* **Instructions for the task**
Copy every line in which the string "sample" occurs.

-----

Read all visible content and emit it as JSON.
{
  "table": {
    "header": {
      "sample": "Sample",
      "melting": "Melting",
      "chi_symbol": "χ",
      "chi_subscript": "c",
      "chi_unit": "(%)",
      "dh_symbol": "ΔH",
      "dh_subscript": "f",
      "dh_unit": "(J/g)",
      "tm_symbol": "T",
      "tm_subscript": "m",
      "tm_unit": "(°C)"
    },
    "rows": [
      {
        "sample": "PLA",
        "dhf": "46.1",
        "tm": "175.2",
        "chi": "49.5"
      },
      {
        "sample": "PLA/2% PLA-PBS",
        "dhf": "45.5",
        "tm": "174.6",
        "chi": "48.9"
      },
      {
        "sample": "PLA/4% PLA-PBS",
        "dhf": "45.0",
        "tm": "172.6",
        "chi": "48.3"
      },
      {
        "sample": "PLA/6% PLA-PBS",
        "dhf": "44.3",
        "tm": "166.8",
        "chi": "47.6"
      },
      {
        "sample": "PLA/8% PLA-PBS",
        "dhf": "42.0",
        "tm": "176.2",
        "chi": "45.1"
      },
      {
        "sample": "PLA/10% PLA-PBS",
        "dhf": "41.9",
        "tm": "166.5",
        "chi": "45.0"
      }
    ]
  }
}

-----

* **Answer to this task**
      "sample": "Sample",
        "sample": "PLA",
        "sample": "PLA/2% PLA-PBS",
        "sample": "PLA/4% PLA-PBS",
        "sample": "PLA/6% PLA-PBS",
        "sample": "PLA/8% PLA-PBS",
        "sample": "PLA/10% PLA-PBS",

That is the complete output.